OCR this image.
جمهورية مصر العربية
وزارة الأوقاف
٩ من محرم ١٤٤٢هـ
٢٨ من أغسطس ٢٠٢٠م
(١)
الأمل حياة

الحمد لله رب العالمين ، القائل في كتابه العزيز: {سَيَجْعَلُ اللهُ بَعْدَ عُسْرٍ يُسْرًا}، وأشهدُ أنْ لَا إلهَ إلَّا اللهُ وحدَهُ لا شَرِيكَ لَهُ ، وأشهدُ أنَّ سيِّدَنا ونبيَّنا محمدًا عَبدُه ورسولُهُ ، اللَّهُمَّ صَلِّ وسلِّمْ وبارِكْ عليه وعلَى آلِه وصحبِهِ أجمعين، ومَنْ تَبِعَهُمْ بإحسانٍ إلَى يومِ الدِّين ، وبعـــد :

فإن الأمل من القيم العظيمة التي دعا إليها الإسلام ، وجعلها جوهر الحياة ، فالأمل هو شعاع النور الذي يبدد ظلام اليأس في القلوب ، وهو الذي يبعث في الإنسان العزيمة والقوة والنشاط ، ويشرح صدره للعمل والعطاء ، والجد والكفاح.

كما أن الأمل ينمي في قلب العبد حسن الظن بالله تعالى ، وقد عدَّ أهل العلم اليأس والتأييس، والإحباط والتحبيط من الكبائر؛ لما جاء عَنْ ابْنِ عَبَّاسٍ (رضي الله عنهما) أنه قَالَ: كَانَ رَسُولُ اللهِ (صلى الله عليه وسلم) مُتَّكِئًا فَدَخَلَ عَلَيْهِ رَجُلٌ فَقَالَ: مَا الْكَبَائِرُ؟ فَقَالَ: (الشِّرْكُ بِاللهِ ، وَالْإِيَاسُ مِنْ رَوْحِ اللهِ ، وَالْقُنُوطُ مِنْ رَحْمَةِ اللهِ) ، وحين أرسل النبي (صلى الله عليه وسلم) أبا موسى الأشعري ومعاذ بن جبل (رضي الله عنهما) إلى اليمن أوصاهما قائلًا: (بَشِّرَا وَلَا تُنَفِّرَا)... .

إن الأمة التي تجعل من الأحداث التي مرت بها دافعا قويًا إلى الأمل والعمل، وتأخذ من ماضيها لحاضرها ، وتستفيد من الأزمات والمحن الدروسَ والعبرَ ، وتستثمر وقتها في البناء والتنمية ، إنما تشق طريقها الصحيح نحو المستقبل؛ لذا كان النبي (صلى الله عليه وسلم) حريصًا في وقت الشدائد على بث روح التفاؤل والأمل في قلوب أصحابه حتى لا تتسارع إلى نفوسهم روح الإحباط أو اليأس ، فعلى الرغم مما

========================================

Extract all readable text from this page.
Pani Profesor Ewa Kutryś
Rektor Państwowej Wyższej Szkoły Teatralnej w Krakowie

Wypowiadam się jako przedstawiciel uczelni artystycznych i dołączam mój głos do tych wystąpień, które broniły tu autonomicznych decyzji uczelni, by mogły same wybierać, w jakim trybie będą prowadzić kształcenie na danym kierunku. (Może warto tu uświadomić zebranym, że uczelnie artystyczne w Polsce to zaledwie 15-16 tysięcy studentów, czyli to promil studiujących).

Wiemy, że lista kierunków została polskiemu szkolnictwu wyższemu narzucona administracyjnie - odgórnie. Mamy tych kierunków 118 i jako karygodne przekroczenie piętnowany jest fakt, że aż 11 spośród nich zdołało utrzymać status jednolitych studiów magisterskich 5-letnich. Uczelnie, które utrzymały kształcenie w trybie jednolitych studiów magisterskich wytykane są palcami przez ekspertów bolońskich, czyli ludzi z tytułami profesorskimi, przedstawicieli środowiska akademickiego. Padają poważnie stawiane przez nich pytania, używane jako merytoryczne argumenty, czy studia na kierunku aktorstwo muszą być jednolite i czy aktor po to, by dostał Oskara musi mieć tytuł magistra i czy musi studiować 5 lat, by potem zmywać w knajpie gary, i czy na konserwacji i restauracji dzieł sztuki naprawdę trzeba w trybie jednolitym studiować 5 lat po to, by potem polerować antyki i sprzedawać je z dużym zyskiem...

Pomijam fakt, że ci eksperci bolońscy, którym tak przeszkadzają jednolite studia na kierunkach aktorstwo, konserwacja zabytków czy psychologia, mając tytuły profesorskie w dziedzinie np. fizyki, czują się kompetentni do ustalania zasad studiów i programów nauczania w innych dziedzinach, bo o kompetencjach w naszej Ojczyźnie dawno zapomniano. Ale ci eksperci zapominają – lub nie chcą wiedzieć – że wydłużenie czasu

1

========================================

### Goal of the exercise
Look through the entries and find each line that has the string "this". Copy those lines.

### Output of the exercise
OCR this image.
Extract all readable text from this page.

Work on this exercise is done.